** Begin **

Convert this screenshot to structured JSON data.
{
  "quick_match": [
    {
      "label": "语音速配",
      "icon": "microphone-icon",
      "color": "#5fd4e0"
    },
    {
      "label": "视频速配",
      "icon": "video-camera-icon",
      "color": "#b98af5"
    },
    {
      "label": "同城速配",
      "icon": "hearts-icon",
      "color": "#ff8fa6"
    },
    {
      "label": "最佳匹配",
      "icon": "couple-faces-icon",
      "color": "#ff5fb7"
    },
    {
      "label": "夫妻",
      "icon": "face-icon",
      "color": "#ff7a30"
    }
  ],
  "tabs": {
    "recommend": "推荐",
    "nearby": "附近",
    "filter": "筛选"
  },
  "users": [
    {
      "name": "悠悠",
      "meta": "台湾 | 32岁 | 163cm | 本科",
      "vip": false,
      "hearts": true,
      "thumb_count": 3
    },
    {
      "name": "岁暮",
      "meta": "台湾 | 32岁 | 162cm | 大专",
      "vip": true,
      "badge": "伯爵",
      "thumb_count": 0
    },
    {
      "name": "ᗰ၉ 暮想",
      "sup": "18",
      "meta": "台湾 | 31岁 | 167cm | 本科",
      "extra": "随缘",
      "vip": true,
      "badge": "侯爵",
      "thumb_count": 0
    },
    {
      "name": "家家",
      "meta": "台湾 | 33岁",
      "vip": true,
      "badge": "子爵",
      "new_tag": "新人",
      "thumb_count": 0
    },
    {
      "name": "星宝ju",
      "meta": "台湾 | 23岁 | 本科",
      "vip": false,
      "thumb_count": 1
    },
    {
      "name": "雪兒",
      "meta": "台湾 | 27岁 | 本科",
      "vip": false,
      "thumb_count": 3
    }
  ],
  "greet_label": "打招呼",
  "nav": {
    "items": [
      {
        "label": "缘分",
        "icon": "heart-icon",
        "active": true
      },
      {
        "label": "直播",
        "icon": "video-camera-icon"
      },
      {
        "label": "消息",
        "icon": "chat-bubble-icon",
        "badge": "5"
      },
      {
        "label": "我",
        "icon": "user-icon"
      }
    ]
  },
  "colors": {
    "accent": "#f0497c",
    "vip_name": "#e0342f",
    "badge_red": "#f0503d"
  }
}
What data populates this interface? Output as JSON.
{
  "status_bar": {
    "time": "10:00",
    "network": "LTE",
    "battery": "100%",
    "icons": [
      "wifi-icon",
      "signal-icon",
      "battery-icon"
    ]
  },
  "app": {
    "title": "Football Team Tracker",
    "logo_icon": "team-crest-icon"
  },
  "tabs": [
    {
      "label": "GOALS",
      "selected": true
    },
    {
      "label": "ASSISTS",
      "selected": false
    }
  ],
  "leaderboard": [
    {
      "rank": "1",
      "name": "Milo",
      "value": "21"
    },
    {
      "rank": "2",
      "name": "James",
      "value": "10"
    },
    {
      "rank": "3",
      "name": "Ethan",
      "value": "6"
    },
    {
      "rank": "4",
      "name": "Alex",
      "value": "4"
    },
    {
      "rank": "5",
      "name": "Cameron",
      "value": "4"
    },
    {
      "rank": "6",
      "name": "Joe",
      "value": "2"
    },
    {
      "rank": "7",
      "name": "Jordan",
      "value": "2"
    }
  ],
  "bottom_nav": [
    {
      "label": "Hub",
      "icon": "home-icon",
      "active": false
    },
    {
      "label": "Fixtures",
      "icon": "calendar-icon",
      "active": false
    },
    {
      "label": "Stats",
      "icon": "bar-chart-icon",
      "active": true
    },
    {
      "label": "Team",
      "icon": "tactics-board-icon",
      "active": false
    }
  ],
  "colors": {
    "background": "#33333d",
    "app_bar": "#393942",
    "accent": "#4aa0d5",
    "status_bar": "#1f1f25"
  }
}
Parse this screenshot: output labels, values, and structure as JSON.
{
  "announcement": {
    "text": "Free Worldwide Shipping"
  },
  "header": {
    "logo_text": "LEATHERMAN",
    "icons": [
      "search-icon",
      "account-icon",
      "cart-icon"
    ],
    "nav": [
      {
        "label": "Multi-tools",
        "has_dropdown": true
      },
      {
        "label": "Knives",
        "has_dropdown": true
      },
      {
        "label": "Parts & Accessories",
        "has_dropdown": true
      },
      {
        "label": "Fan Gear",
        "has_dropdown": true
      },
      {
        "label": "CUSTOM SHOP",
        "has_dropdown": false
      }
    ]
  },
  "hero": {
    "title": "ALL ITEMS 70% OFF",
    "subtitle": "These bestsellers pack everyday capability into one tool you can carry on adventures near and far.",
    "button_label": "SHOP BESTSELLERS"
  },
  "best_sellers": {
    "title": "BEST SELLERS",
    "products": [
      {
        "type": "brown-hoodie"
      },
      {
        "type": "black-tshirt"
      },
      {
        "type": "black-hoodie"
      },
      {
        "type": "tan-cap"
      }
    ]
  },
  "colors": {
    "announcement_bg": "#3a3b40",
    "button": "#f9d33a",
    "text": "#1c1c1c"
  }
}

** End **

# SET EXERCISE
Scan the listing above for the word "rank" and show each line where it is found.

# RESPONSE
      "rank": "1",
      "rank": "2",
      "rank": "3",
      "rank": "4",
      "rank": "5",
      "rank": "6",
      "rank": "7",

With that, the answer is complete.